* _WHAT IS BEING ASKED_
Write out the material again exactly, please, and omit the pictures.

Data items
>> Begin

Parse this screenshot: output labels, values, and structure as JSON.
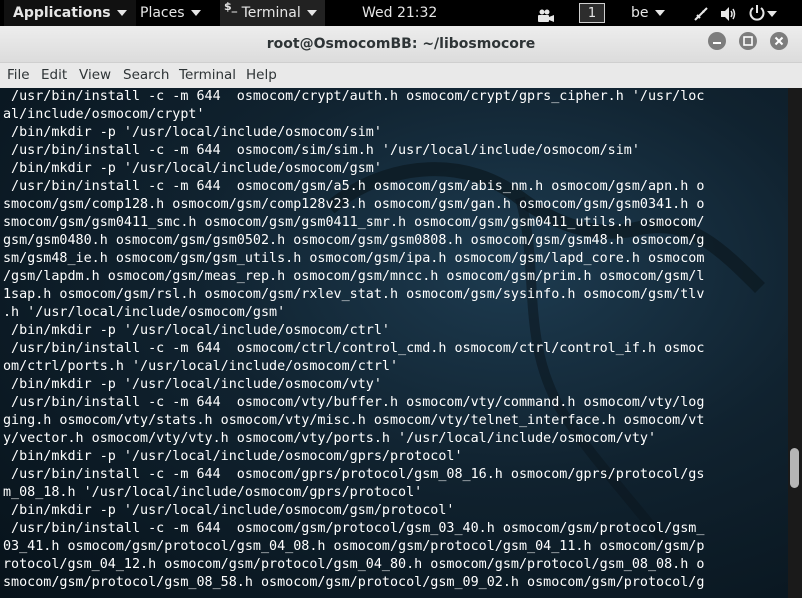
{
  "topbar": {
    "applications": "Applications",
    "places": "Places",
    "terminal_glyph": "$_",
    "terminal": "Terminal",
    "clock": "Wed 21:32",
    "workspace": "1",
    "language": "be"
  },
  "window": {
    "title": "root@OsmocomBB: ~/libosmocore"
  },
  "menubar": [
    "File",
    "Edit",
    "View",
    "Search",
    "Terminal",
    "Help"
  ],
  "terminal_lines": [
    " /usr/bin/install -c -m 644  osmocom/crypt/auth.h osmocom/crypt/gprs_cipher.h '/usr/loc",
    "al/include/osmocom/crypt'",
    " /bin/mkdir -p '/usr/local/include/osmocom/sim'",
    " /usr/bin/install -c -m 644  osmocom/sim/sim.h '/usr/local/include/osmocom/sim'",
    " /bin/mkdir -p '/usr/local/include/osmocom/gsm'",
    " /usr/bin/install -c -m 644  osmocom/gsm/a5.h osmocom/gsm/abis_nm.h osmocom/gsm/apn.h o",
    "smocom/gsm/comp128.h osmocom/gsm/comp128v23.h osmocom/gsm/gan.h osmocom/gsm/gsm0341.h o",
    "smocom/gsm/gsm0411_smc.h osmocom/gsm/gsm0411_smr.h osmocom/gsm/gsm0411_utils.h osmocom/",
    "gsm/gsm0480.h osmocom/gsm/gsm0502.h osmocom/gsm/gsm0808.h osmocom/gsm/gsm48.h osmocom/g",
    "sm/gsm48_ie.h osmocom/gsm/gsm_utils.h osmocom/gsm/ipa.h osmocom/gsm/lapd_core.h osmocom",
    "/gsm/lapdm.h osmocom/gsm/meas_rep.h osmocom/gsm/mncc.h osmocom/gsm/prim.h osmocom/gsm/l",
    "1sap.h osmocom/gsm/rsl.h osmocom/gsm/rxlev_stat.h osmocom/gsm/sysinfo.h osmocom/gsm/tlv",
    ".h '/usr/local/include/osmocom/gsm'",
    " /bin/mkdir -p '/usr/local/include/osmocom/ctrl'",
    " /usr/bin/install -c -m 644  osmocom/ctrl/control_cmd.h osmocom/ctrl/control_if.h osmoc",
    "om/ctrl/ports.h '/usr/local/include/osmocom/ctrl'",
    " /bin/mkdir -p '/usr/local/include/osmocom/vty'",
    " /usr/bin/install -c -m 644  osmocom/vty/buffer.h osmocom/vty/command.h osmocom/vty/log",
    "ging.h osmocom/vty/stats.h osmocom/vty/misc.h osmocom/vty/telnet_interface.h osmocom/vt",
    "y/vector.h osmocom/vty/vty.h osmocom/vty/ports.h '/usr/local/include/osmocom/vty'",
    " /bin/mkdir -p '/usr/local/include/osmocom/gprs/protocol'",
    " /usr/bin/install -c -m 644  osmocom/gprs/protocol/gsm_08_16.h osmocom/gprs/protocol/gs",
    "m_08_18.h '/usr/local/include/osmocom/gprs/protocol'",
    " /bin/mkdir -p '/usr/local/include/osmocom/gsm/protocol'",
    " /usr/bin/install -c -m 644  osmocom/gsm/protocol/gsm_03_40.h osmocom/gsm/protocol/gsm_",
    "03_41.h osmocom/gsm/protocol/gsm_04_08.h osmocom/gsm/protocol/gsm_04_11.h osmocom/gsm/p",
    "rotocol/gsm_04_12.h osmocom/gsm/protocol/gsm_04_80.h osmocom/gsm/protocol/gsm_08_08.h o",
    "smocom/gsm/protocol/gsm_08_58.h osmocom/gsm/protocol/gsm_09_02.h osmocom/gsm/protocol/g"
  ],
  "colors": {
    "topbar_bg": "#000000",
    "terminal_text": "#ffffff",
    "terminal_bg": "#10222f"
  },
  "icons": [
    "video-camera-icon",
    "network-icon",
    "volume-icon",
    "power-icon",
    "kali-dragon-watermark"
  ]
}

>> End

* _PROBLEM SOLUTION_
Parse this screenshot: output labels, values, and structure as JSON.
{
  "topbar": {
    "applications": "Applications",
    "places": "Places",
    "terminal_glyph": "$_",
    "terminal": "Terminal",
    "clock": "Wed 21:32",
    "workspace": "1",
    "language": "be"
  },
  "window": {
    "title": "root@OsmocomBB: ~/libosmocore"
  },
  "menubar": [
    "File",
    "Edit",
    "View",
    "Search",
    "Terminal",
    "Help"
  ],
  "terminal_lines": [
    " /usr/bin/install -c -m 644  osmocom/crypt/auth.h osmocom/crypt/gprs_cipher.h '/usr/loc",
    "al/include/osmocom/crypt'",
    " /bin/mkdir -p '/usr/local/include/osmocom/sim'",
    " /usr/bin/install -c -m 644  osmocom/sim/sim.h '/usr/local/include/osmocom/sim'",
    " /bin/mkdir -p '/usr/local/include/osmocom/gsm'",
    " /usr/bin/install -c -m 644  osmocom/gsm/a5.h osmocom/gsm/abis_nm.h osmocom/gsm/apn.h o",
    "smocom/gsm/comp128.h osmocom/gsm/comp128v23.h osmocom/gsm/gan.h osmocom/gsm/gsm0341.h o",
    "smocom/gsm/gsm0411_smc.h osmocom/gsm/gsm0411_smr.h osmocom/gsm/gsm0411_utils.h osmocom/",
    "gsm/gsm0480.h osmocom/gsm/gsm0502.h osmocom/gsm/gsm0808.h osmocom/gsm/gsm48.h osmocom/g",
    "sm/gsm48_ie.h osmocom/gsm/gsm_utils.h osmocom/gsm/ipa.h osmocom/gsm/lapd_core.h osmocom",
    "/gsm/lapdm.h osmocom/gsm/meas_rep.h osmocom/gsm/mncc.h osmocom/gsm/prim.h osmocom/gsm/l",
    "1sap.h osmocom/gsm/rsl.h osmocom/gsm/rxlev_stat.h osmocom/gsm/sysinfo.h osmocom/gsm/tlv",
    ".h '/usr/local/include/osmocom/gsm'",
    " /bin/mkdir -p '/usr/local/include/osmocom/ctrl'",
    " /usr/bin/install -c -m 644  osmocom/ctrl/control_cmd.h osmocom/ctrl/control_if.h osmoc",
    "om/ctrl/ports.h '/usr/local/include/osmocom/ctrl'",
    " /bin/mkdir -p '/usr/local/include/osmocom/vty'",
    " /usr/bin/install -c -m 644  osmocom/vty/buffer.h osmocom/vty/command.h osmocom/vty/log",
    "ging.h osmocom/vty/stats.h osmocom/vty/misc.h osmocom/vty/telnet_interface.h osmocom/vt",
    "y/vector.h osmocom/vty/vty.h osmocom/vty/ports.h '/usr/local/include/osmocom/vty'",
    " /bin/mkdir -p '/usr/local/include/osmocom/gprs/protocol'",
    " /usr/bin/install -c -m 644  osmocom/gprs/protocol/gsm_08_16.h osmocom/gprs/protocol/gs",
    "m_08_18.h '/usr/local/include/osmocom/gprs/protocol'",
    " /bin/mkdir -p '/usr/local/include/osmocom/gsm/protocol'",
    " /usr/bin/install -c -m 644  osmocom/gsm/protocol/gsm_03_40.h osmocom/gsm/protocol/gsm_",
    "03_41.h osmocom/gsm/protocol/gsm_04_08.h osmocom/gsm/protocol/gsm_04_11.h osmocom/gsm/p",
    "rotocol/gsm_04_12.h osmocom/gsm/protocol/gsm_04_80.h osmocom/gsm/protocol/gsm_08_08.h o",
    "smocom/gsm/protocol/gsm_08_58.h osmocom/gsm/protocol/gsm_09_02.h osmocom/gsm/protocol/g"
  ],
  "colors": {
    "topbar_bg": "#000000",
    "terminal_text": "#ffffff",
    "terminal_bg": "#10222f"
  },
  "icons": [
    "video-camera-icon",
    "network-icon",
    "volume-icon",
    "power-icon",
    "kali-dragon-watermark"
  ]
}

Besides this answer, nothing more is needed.